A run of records
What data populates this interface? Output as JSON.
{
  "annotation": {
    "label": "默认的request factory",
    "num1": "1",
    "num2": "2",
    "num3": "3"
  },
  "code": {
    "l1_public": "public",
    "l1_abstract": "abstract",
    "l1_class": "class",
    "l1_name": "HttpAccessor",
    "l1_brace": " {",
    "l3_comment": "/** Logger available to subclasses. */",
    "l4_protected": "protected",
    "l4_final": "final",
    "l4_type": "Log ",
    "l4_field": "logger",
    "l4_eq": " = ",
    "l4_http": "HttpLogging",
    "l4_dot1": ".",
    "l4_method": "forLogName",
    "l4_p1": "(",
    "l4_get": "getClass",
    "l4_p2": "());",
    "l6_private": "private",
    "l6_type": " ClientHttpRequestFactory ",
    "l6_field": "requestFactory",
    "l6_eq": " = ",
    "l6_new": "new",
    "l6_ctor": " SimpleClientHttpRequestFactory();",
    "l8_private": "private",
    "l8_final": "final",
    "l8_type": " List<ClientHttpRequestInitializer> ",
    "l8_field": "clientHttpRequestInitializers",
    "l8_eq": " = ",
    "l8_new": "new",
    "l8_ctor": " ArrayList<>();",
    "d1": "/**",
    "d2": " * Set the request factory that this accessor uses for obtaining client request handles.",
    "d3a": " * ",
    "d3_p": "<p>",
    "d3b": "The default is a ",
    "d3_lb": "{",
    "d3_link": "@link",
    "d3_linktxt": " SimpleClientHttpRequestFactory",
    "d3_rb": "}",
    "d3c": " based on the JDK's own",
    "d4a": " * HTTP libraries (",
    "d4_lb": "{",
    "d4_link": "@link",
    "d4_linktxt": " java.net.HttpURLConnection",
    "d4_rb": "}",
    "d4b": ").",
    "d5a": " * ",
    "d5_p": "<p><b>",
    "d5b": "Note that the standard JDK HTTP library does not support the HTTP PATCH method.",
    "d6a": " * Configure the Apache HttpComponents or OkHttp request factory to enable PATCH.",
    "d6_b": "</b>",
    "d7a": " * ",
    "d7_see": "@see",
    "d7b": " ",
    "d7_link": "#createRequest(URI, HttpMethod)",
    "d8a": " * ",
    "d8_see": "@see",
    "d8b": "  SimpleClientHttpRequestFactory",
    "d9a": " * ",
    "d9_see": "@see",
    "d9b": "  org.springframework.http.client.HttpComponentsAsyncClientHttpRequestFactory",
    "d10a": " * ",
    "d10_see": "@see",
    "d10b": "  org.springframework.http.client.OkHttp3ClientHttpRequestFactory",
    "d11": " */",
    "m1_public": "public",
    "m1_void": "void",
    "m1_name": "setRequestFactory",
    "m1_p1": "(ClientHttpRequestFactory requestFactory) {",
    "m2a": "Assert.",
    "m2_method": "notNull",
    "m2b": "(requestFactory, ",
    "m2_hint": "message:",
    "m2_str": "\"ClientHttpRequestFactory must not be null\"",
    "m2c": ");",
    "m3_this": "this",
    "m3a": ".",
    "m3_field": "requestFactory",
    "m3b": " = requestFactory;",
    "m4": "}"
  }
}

What is asked
Copy every line of the material in which the word "that" occurs.

Complete answer
    "d2": " * Set the request factory that this accessor uses for obtaining client request handles.",
    "d5b": "Note that the standard JDK HTTP library does not support the HTTP PATCH method.",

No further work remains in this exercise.